─── Selected passage ───
Work isn't what it used to be. Jobs are being automated out of existence. Fewer of us are tied to single, long-term employers. Up to 25% of tasks in manufacturing, packing, construction, maintenance, and agriculture may be lost to robots and artificial intelligence by 2025, according to the McKinsey Global Institute. And traditional nine-to-five jobs may go to the way of the dodo bird. As Robin Chase, cofounder of Zipcar, said recently: "My father had one job in his lifetime. I will have six jobs in my lifetime, and my children will have six jobs at the same time."
A new report from the National League of Cities (NLC)—an advocacy group representing 19,000 cities, towns, and villages—looks at how to prepare for such a future. It argues that cities are likely to benefit most from technology, but also that they'll be "epicenters of potential tensions and upheavals associated with automation." Cities, it says, need to come up with policies—from new types of infrastructure to new forms of unemployment insurance—to mitigate the shift to nonconventional employment.
Here are a few ideas:
About two-thirds of Americans already depend on high-speed internet for their jobs. By 2018, that's likely to go up by another 25%, according to figures from the Internet Innovation Alliance. "Reliable gigabit speed (or higher) fiber networks are critical to supporting traditional large and small businesses as well as micro-enterprises that conduct business from homes or other nontraditional locations," the report says.
With more us working independently and outside of offices, there's a greater need for neutral coworking spaces (and less need for gold-plated company HQs). "Work is most people’s primary social network and an important source of identity," says NYU professor and sharing economy expert Arun Sundararajan. "As more and more people do not have this institutional affiliation, and are working more independently, cities will need to work to develop new community infrastructures, to be community creators for their freelance workforces."
─── Recorded information ───
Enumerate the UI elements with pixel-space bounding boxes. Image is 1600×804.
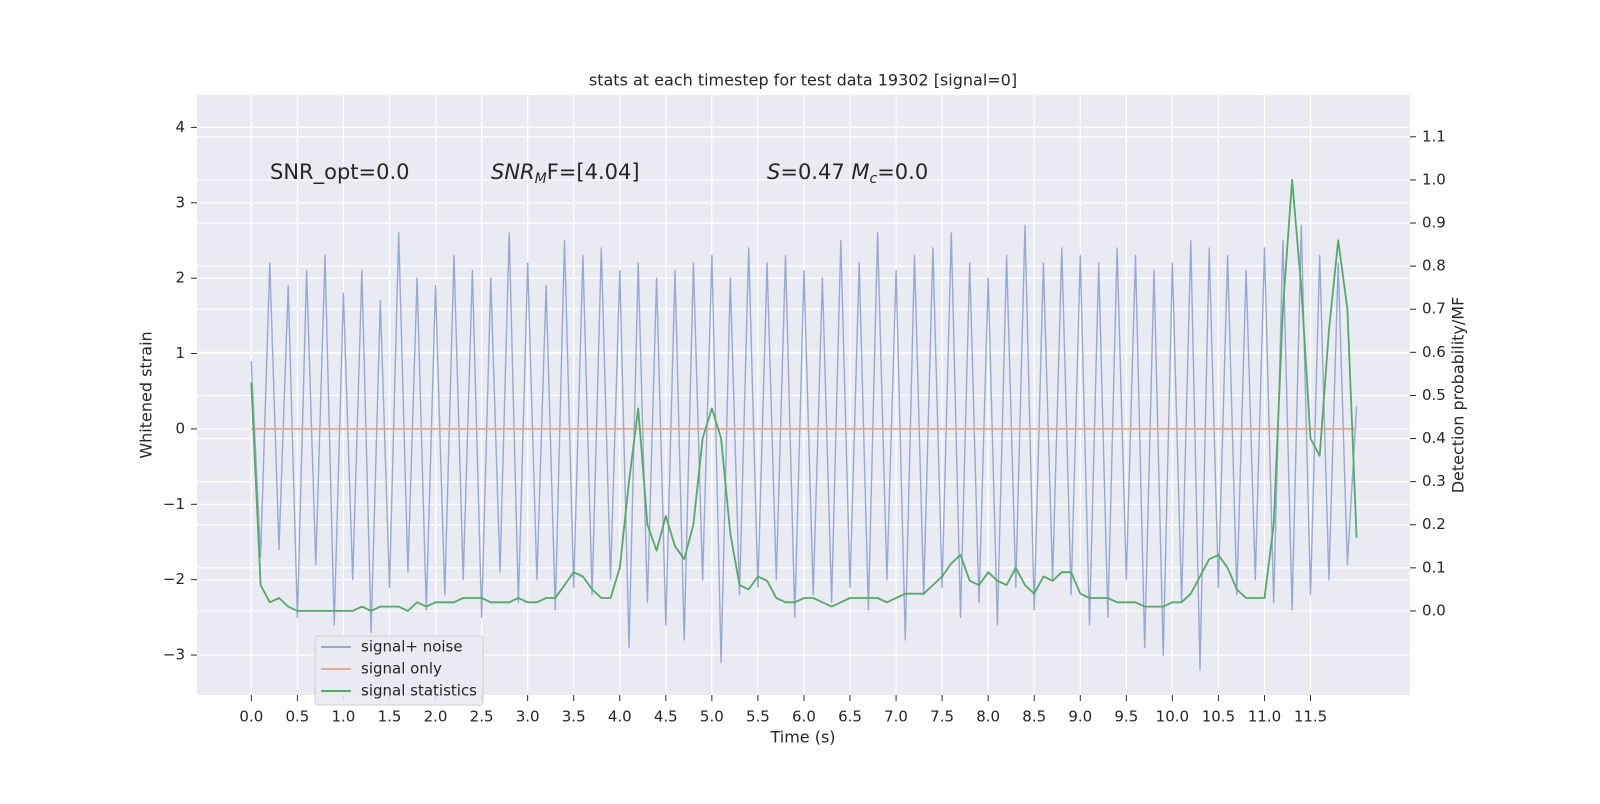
───
** Task set **
• 1. From the passage on the future of work and cities, extract the span from "Here are a few" to "the report says." word for word.
• 2. According to the passage on the future of work and cities, how many cities, towns, and villages does the National League of Cities represent?

** Results for each task **
• 1.
Here are a few ideas:
About two-thirds of Americans already depend on high-speed internet for their jobs. By 2018, that's likely to go up by another 25%, according to figures from the Internet Innovation Alliance. "Reliable gigabit speed (or higher) fiber networks are critical to supporting traditional large and small businesses as well as micro-enterprises that conduct business from homes or other nontraditional locations," the report says.

• 2. 19,000